Excerpt to read
⟨

Enactment of the Vessel Incidental Discharge Act (VIDA) last year was a major milestone, replacing an unsustainable patchwork of federal and state vessel discharge regulations with a federally-centered, balanced and environmentally stringent regulatory framework. At a time when partisanship and brinkmanship in Washington, DC are as intense as they’ve ever been, VIDA garnered bipartisan support and ultimately became law last December. This happened because Members of Congress on both sides of the aisle understood a commonsense, fundamental truth about the healthy functioning of the American economy: that a nationally consistent regulatory system is essential to interstate commerce.

More than 200 years ago, the Framers had the foresight to acknowledge this reality by embedding in the Constitution the principle that rules governing interstate commerce lie within the exclusive purview of the federal government, precisely to avoid the imposition of overlapping or conflicting state regulations that could cripple the free movement of commerce throughout the United States. This principle is especially important in the maritime domain, where a patchwork of state regulations would impede the movement of 760 million tons of economically critical cargo transported annually by tugboats, towboats and barges, and vastly complicate compliance for mariners, subjecting them to civil and even criminal penalties for violations.

The need for regulatory consistency is common across all modes of transportation, and across many kinds of economic activity. We don’t require or expect planes or trains to change out parts to meet varying safety or environmental standards when moving across state lines; and the U.S. Department of Transportation, citing the detrimental impact on interstate commerce, recently acted to preempt the State of California’s efforts to regulate meal and rest break rules for truck drivers, notably stating that: “[California’s law is] incompatible with Federal regulations and causes a disruption in interstate commerce. In addition, the confusing and conflicting requirements are overly burdensome for drivers and reduce productivity, increasing costs for consumers.” Within the past year, the federal government has also filed lawsuits and undertaken regulatory action to assert federal preemption over state activity in the areas of student loan servicing, transfers of federal land, net neutrality, and vehicle fuel economy.

⟩

Work task 1
In the passage on vessel discharge rules, write out the text starting with "More than 200" and going on through "penalties for violations.".
Work task 2
According to the passage on vessel discharge rules, how much cargo do tugboats, towboats and barges transport each year?

Excerpted records
⟨

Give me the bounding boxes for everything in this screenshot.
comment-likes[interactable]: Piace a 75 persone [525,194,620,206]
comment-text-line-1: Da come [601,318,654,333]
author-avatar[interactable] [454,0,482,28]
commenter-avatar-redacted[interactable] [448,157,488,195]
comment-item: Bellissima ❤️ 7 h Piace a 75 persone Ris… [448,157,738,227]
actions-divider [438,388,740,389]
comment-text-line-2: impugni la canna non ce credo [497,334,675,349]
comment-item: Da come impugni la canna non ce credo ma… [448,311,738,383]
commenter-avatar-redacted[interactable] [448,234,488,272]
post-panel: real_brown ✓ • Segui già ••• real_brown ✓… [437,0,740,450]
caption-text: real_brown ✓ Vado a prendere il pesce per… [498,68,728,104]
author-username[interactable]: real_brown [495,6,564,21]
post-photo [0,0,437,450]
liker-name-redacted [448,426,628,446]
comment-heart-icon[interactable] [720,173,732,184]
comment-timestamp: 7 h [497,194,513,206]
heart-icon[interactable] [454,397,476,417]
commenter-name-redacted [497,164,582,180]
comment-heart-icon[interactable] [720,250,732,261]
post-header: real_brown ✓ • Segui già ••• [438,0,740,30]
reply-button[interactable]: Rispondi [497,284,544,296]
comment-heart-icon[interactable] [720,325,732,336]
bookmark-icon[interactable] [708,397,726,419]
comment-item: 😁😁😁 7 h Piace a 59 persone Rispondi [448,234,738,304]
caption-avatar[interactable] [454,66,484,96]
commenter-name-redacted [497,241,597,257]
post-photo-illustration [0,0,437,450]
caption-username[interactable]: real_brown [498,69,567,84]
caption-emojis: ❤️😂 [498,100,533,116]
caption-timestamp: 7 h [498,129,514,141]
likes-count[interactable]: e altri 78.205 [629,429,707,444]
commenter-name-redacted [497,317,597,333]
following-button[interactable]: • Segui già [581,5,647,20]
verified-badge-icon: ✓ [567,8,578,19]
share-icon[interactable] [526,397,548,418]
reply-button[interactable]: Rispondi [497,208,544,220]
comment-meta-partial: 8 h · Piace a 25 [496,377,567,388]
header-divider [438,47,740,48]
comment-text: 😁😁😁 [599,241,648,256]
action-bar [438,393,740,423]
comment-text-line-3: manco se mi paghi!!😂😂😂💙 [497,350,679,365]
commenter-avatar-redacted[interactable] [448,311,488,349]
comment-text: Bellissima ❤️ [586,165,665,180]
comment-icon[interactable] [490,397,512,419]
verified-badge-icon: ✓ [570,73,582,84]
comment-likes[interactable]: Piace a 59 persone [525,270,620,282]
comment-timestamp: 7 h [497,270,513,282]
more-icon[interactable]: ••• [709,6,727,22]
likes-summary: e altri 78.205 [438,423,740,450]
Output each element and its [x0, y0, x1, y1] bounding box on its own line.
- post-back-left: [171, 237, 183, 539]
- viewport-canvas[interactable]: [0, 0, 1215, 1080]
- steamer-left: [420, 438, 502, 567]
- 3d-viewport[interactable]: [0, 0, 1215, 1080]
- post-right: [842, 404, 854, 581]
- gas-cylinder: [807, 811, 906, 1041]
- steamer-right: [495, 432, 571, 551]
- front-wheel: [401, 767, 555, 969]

⟩

Response 1
More than 200 years ago, the Framers had the foresight to acknowledge this reality by embedding in the Constitution the principle that rules governing interstate commerce lie within the exclusive purview of the federal government, precisely to avoid the imposition of overlapping or conflicting state regulations that could cripple the free movement of commerce throughout the United States. This principle is especially important in the maritime domain, where a patchwork of state regulations would impede the movement of 760 million tons of economically critical cargo transported annually by tugboats, towboats and barges, and vastly complicate compliance for mariners, subjecting them to civil and even criminal penalties for violations.

Response 2
760 million tons